YOUR TASK – Wherever the word "Diario" appears in a line, extract that line.

DATASET RECORDS –

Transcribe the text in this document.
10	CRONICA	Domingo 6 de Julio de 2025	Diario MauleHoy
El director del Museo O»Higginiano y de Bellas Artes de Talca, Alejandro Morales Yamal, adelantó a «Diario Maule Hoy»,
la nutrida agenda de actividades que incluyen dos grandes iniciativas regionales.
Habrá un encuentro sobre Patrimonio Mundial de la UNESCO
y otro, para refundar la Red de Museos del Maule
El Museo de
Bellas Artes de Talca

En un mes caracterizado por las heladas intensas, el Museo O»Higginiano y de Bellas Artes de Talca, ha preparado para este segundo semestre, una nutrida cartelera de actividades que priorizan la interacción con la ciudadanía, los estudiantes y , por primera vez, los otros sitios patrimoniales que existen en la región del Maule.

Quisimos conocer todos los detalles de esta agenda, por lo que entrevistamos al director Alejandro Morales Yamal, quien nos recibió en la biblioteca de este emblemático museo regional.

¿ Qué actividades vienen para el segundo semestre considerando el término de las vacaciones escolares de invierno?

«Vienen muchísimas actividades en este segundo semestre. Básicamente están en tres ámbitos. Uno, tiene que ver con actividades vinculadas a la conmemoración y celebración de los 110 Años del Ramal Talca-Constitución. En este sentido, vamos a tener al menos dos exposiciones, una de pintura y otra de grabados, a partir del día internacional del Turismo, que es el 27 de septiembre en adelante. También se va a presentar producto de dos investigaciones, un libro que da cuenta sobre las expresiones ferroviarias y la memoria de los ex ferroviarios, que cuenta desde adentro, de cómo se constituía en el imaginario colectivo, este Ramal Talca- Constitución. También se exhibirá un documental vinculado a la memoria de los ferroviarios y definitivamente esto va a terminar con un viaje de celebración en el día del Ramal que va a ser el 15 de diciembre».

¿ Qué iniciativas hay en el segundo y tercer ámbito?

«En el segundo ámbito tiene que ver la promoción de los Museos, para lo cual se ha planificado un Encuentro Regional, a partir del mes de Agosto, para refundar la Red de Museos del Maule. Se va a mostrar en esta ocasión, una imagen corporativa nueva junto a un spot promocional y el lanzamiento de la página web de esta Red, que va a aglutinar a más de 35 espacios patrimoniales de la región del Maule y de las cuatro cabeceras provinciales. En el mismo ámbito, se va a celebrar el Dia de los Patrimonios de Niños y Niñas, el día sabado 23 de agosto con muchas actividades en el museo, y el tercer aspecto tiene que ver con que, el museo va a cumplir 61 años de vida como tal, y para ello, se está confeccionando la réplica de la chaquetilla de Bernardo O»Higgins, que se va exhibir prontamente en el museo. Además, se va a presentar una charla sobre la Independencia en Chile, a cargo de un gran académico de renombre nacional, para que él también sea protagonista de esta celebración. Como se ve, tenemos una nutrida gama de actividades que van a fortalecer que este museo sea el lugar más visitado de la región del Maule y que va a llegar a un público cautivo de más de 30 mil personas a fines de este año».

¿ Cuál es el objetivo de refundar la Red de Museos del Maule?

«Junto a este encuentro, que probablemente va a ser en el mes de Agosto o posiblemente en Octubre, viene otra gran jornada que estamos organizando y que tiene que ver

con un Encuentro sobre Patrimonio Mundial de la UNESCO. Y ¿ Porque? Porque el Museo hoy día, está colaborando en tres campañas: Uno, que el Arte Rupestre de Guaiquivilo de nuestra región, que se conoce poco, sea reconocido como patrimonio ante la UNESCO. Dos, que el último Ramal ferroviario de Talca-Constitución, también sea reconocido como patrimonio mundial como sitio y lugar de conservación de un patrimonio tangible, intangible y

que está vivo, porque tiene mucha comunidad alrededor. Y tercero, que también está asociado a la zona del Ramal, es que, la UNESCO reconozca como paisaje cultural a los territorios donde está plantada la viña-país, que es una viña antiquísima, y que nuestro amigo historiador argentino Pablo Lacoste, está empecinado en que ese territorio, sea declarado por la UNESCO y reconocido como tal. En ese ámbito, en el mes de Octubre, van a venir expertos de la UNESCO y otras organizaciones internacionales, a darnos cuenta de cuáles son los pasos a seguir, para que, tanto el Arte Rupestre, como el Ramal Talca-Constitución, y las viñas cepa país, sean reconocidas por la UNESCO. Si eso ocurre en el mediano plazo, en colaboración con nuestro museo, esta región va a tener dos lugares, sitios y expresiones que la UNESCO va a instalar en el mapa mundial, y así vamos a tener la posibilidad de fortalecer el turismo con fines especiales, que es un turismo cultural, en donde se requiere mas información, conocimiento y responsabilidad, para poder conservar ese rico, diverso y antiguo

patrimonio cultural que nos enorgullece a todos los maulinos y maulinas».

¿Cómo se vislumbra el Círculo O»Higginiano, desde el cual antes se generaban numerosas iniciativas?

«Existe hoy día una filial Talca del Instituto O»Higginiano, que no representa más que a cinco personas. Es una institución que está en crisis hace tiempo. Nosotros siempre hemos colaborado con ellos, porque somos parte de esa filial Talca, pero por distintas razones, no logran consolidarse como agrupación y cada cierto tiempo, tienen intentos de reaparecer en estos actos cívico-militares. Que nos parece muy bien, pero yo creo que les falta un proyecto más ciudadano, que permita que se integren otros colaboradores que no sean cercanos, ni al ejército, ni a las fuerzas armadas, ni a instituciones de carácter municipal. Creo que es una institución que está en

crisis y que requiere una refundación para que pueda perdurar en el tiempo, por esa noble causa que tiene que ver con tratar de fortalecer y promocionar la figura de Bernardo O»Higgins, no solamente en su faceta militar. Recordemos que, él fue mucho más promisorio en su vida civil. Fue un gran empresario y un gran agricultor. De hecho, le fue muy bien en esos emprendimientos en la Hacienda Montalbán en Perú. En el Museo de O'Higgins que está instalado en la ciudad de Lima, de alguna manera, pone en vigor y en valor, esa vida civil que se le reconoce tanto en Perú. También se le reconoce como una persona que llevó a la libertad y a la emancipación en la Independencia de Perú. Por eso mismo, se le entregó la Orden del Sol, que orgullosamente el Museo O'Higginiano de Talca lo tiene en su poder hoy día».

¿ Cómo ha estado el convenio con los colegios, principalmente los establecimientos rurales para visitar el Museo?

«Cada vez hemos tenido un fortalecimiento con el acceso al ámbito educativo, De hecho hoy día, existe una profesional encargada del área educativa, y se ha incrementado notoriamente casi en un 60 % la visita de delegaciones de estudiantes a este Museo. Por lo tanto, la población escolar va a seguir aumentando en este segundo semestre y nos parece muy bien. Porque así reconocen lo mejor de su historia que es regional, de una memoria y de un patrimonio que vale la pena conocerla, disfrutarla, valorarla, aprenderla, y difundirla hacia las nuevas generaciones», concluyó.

IN RESPONSE –
10	CRONICA	Domingo 6 de Julio de 2025	Diario MauleHoy
El director del Museo O»Higginiano y de Bellas Artes de Talca, Alejandro Morales Yamal, adelantó a «Diario Maule Hoy»,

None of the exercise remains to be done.